Problem to solve: Output the material below in full, exactly as it is.

Records shown:
....

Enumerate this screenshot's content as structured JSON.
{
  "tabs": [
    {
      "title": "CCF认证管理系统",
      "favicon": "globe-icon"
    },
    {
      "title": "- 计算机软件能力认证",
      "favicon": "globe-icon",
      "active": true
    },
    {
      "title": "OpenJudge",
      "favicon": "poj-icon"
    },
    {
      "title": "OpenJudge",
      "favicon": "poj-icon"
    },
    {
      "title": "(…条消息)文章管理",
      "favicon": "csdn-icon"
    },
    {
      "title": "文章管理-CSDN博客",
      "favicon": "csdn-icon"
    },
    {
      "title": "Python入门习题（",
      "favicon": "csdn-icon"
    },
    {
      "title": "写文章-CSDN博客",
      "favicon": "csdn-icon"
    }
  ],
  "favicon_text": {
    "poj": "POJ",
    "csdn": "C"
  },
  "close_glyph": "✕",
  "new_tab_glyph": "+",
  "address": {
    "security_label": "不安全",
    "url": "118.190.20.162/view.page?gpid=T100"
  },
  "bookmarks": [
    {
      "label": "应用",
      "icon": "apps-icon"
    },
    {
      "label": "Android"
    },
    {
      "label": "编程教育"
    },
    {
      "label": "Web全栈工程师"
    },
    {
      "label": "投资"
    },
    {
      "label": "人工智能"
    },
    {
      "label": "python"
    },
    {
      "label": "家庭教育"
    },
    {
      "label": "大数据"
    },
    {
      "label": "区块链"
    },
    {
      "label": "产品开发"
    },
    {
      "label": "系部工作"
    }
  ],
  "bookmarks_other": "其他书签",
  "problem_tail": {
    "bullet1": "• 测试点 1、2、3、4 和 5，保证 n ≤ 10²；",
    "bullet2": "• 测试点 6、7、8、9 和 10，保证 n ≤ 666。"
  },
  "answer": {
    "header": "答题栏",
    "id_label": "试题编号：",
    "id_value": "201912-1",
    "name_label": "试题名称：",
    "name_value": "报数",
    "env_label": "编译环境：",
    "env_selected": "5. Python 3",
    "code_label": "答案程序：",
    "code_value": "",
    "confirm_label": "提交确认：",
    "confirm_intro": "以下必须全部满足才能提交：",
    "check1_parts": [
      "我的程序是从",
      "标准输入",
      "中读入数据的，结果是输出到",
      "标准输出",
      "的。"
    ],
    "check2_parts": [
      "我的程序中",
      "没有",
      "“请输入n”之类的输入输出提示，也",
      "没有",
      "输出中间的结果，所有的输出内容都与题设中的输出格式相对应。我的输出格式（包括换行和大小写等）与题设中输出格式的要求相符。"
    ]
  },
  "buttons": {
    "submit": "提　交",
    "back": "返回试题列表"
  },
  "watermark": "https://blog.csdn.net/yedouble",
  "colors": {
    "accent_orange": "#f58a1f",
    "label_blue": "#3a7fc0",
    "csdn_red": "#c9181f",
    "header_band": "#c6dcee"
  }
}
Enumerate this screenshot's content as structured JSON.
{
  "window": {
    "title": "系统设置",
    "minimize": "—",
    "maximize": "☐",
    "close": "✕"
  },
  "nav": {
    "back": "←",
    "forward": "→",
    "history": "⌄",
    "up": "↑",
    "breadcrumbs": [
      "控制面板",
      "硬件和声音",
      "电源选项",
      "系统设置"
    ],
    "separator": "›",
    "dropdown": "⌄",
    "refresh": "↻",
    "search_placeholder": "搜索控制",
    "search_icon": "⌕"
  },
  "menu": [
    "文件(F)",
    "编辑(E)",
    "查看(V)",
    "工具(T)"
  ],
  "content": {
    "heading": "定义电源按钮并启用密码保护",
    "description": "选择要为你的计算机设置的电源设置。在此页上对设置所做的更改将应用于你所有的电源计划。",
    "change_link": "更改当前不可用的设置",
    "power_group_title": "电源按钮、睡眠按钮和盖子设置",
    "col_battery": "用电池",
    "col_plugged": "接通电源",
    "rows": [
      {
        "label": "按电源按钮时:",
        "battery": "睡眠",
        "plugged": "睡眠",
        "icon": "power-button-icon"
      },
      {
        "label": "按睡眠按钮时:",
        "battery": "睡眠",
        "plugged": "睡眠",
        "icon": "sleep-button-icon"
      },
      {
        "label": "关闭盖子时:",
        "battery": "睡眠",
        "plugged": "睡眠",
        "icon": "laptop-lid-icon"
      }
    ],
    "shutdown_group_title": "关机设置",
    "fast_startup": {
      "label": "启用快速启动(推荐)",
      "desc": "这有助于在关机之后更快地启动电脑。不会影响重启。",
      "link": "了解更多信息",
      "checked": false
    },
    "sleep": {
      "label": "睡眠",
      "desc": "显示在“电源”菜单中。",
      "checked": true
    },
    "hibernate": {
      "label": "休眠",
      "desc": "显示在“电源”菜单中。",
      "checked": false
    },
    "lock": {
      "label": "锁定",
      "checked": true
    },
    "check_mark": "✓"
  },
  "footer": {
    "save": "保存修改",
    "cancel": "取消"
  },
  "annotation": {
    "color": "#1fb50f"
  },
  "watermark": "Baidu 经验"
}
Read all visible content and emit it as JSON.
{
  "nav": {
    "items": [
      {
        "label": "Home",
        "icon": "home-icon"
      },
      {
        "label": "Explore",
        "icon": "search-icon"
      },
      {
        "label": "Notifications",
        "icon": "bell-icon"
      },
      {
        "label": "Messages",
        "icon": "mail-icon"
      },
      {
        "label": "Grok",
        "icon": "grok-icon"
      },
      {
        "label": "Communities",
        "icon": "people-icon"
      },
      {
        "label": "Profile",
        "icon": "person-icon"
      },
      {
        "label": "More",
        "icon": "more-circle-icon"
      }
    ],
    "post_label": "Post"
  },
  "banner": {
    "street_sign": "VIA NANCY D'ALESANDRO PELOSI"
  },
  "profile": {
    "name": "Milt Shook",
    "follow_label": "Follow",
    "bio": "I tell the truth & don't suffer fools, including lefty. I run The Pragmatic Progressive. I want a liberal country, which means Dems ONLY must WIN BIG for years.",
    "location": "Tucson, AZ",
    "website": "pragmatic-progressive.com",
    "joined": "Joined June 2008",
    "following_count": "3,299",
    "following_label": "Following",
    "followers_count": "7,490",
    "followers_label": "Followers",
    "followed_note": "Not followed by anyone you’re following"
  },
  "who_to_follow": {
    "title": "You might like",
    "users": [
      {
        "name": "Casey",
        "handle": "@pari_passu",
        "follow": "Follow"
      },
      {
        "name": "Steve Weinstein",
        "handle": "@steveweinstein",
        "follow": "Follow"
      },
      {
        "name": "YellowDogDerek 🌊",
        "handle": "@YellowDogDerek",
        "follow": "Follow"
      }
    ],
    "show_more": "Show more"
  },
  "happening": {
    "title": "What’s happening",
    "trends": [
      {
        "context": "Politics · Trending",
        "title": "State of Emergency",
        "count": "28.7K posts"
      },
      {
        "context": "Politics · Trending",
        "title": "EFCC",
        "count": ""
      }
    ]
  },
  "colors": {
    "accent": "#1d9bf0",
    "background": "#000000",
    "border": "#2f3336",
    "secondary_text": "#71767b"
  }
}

....

Complete response:
Enumerate this screenshot's content as structured JSON.
{
  "tabs": [
    {
      "title": "CCF认证管理系统",
      "favicon": "globe-icon"
    },
    {
      "title": "- 计算机软件能力认证",
      "favicon": "globe-icon",
      "active": true
    },
    {
      "title": "OpenJudge",
      "favicon": "poj-icon"
    },
    {
      "title": "OpenJudge",
      "favicon": "poj-icon"
    },
    {
      "title": "(…条消息)文章管理",
      "favicon": "csdn-icon"
    },
    {
      "title": "文章管理-CSDN博客",
      "favicon": "csdn-icon"
    },
    {
      "title": "Python入门习题（",
      "favicon": "csdn-icon"
    },
    {
      "title": "写文章-CSDN博客",
      "favicon": "csdn-icon"
    }
  ],
  "favicon_text": {
    "poj": "POJ",
    "csdn": "C"
  },
  "close_glyph": "✕",
  "new_tab_glyph": "+",
  "address": {
    "security_label": "不安全",
    "url": "118.190.20.162/view.page?gpid=T100"
  },
  "bookmarks": [
    {
      "label": "应用",
      "icon": "apps-icon"
    },
    {
      "label": "Android"
    },
    {
      "label": "编程教育"
    },
    {
      "label": "Web全栈工程师"
    },
    {
      "label": "投资"
    },
    {
      "label": "人工智能"
    },
    {
      "label": "python"
    },
    {
      "label": "家庭教育"
    },
    {
      "label": "大数据"
    },
    {
      "label": "区块链"
    },
    {
      "label": "产品开发"
    },
    {
      "label": "系部工作"
    }
  ],
  "bookmarks_other": "其他书签",
  "problem_tail": {
    "bullet1": "• 测试点 1、2、3、4 和 5，保证 n ≤ 10²；",
    "bullet2": "• 测试点 6、7、8、9 和 10，保证 n ≤ 666。"
  },
  "answer": {
    "header": "答题栏",
    "id_label": "试题编号：",
    "id_value": "201912-1",
    "name_label": "试题名称：",
    "name_value": "报数",
    "env_label": "编译环境：",
    "env_selected": "5. Python 3",
    "code_label": "答案程序：",
    "code_value": "",
    "confirm_label": "提交确认：",
    "confirm_intro": "以下必须全部满足才能提交：",
    "check1_parts": [
      "我的程序是从",
      "标准输入",
      "中读入数据的，结果是输出到",
      "标准输出",
      "的。"
    ],
    "check2_parts": [
      "我的程序中",
      "没有",
      "“请输入n”之类的输入输出提示，也",
      "没有",
      "输出中间的结果，所有的输出内容都与题设中的输出格式相对应。我的输出格式（包括换行和大小写等）与题设中输出格式的要求相符。"
    ]
  },
  "buttons": {
    "submit": "提　交",
    "back": "返回试题列表"
  },
  "watermark": "https://blog.csdn.net/yedouble",
  "colors": {
    "accent_orange": "#f58a1f",
    "label_blue": "#3a7fc0",
    "csdn_red": "#c9181f",
    "header_band": "#c6dcee"
  }
}
Enumerate this screenshot's content as structured JSON.
{
  "window": {
    "title": "系统设置",
    "minimize": "—",
    "maximize": "☐",
    "close": "✕"
  },
  "nav": {
    "back": "←",
    "forward": "→",
    "history": "⌄",
    "up": "↑",
    "breadcrumbs": [
      "控制面板",
      "硬件和声音",
      "电源选项",
      "系统设置"
    ],
    "separator": "›",
    "dropdown": "⌄",
    "refresh": "↻",
    "search_placeholder": "搜索控制",
    "search_icon": "⌕"
  },
  "menu": [
    "文件(F)",
    "编辑(E)",
    "查看(V)",
    "工具(T)"
  ],
  "content": {
    "heading": "定义电源按钮并启用密码保护",
    "description": "选择要为你的计算机设置的电源设置。在此页上对设置所做的更改将应用于你所有的电源计划。",
    "change_link": "更改当前不可用的设置",
    "power_group_title": "电源按钮、睡眠按钮和盖子设置",
    "col_battery": "用电池",
    "col_plugged": "接通电源",
    "rows": [
      {
        "label": "按电源按钮时:",
        "battery": "睡眠",
        "plugged": "睡眠",
        "icon": "power-button-icon"
      },
      {
        "label": "按睡眠按钮时:",
        "battery": "睡眠",
        "plugged": "睡眠",
        "icon": "sleep-button-icon"
      },
      {
        "label": "关闭盖子时:",
        "battery": "睡眠",
        "plugged": "睡眠",
        "icon": "laptop-lid-icon"
      }
    ],
    "shutdown_group_title": "关机设置",
    "fast_startup": {
      "label": "启用快速启动(推荐)",
      "desc": "这有助于在关机之后更快地启动电脑。不会影响重启。",
      "link": "了解更多信息",
      "checked": false
    },
    "sleep": {
      "label": "睡眠",
      "desc": "显示在“电源”菜单中。",
      "checked": true
    },
    "hibernate": {
      "label": "休眠",
      "desc": "显示在“电源”菜单中。",
      "checked": false
    },
    "lock": {
      "label": "锁定",
      "checked": true
    },
    "check_mark": "✓"
  },
  "footer": {
    "save": "保存修改",
    "cancel": "取消"
  },
  "annotation": {
    "color": "#1fb50f"
  },
  "watermark": "Baidu 经验"
}
Read all visible content and emit it as JSON.
{
  "nav": {
    "items": [
      {
        "label": "Home",
        "icon": "home-icon"
      },
      {
        "label": "Explore",
        "icon": "search-icon"
      },
      {
        "label": "Notifications",
        "icon": "bell-icon"
      },
      {
        "label": "Messages",
        "icon": "mail-icon"
      },
      {
        "label": "Grok",
        "icon": "grok-icon"
      },
      {
        "label": "Communities",
        "icon": "people-icon"
      },
      {
        "label": "Profile",
        "icon": "person-icon"
      },
      {
        "label": "More",
        "icon": "more-circle-icon"
      }
    ],
    "post_label": "Post"
  },
  "banner": {
    "street_sign": "VIA NANCY D'ALESANDRO PELOSI"
  },
  "profile": {
    "name": "Milt Shook",
    "follow_label": "Follow",
    "bio": "I tell the truth & don't suffer fools, including lefty. I run The Pragmatic Progressive. I want a liberal country, which means Dems ONLY must WIN BIG for years.",
    "location": "Tucson, AZ",
    "website": "pragmatic-progressive.com",
    "joined": "Joined June 2008",
    "following_count": "3,299",
    "following_label": "Following",
    "followers_count": "7,490",
    "followers_label": "Followers",
    "followed_note": "Not followed by anyone you’re following"
  },
  "who_to_follow": {
    "title": "You might like",
    "users": [
      {
        "name": "Casey",
        "handle": "@pari_passu",
        "follow": "Follow"
      },
      {
        "name": "Steve Weinstein",
        "handle": "@steveweinstein",
        "follow": "Follow"
      },
      {
        "name": "YellowDogDerek 🌊",
        "handle": "@YellowDogDerek",
        "follow": "Follow"
      }
    ],
    "show_more": "Show more"
  },
  "happening": {
    "title": "What’s happening",
    "trends": [
      {
        "context": "Politics · Trending",
        "title": "State of Emergency",
        "count": "28.7K posts"
      },
      {
        "context": "Politics · Trending",
        "title": "EFCC",
        "count": ""
      }
    ]
  },
  "colors": {
    "accent": "#1d9bf0",
    "background": "#000000",
    "border": "#2f3336",
    "secondary_text": "#71767b"
  }
}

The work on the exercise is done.